● Problem:
Gather from the listing below each line that includes the word "qishdan", and copy it.

[Stored records]
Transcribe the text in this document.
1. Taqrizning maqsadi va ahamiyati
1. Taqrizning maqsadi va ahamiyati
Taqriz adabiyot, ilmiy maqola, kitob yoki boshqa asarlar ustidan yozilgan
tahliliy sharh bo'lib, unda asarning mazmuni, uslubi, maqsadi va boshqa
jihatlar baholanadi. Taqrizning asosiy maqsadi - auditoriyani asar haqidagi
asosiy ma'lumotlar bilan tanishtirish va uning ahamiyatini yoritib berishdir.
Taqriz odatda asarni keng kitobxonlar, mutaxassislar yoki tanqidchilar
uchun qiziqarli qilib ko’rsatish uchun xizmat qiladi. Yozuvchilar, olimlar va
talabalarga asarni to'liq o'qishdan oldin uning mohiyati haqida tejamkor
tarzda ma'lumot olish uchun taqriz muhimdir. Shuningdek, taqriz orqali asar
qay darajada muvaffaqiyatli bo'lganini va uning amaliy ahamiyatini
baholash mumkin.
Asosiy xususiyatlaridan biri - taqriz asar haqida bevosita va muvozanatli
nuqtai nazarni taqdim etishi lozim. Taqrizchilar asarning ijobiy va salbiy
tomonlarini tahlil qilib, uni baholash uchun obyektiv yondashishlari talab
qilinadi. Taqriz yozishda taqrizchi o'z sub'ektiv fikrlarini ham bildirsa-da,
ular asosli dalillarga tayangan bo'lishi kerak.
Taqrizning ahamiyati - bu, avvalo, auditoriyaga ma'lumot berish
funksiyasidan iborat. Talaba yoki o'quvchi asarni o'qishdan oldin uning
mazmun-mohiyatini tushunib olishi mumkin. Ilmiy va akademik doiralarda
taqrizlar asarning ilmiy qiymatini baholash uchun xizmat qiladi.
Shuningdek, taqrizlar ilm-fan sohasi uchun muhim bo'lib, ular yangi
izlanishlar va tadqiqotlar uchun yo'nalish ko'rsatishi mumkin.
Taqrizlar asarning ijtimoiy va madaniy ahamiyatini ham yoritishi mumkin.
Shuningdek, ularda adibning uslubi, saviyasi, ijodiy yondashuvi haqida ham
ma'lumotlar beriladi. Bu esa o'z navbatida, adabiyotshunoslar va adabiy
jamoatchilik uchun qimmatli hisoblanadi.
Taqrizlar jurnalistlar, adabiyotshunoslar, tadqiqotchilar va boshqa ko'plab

● Solved problem:
talabalarga asarni to'liq o'qishdan oldin uning mohiyati haqida tejamkor
funksiyasidan iborat. Talaba yoki o'quvchi asarni o'qishdan oldin uning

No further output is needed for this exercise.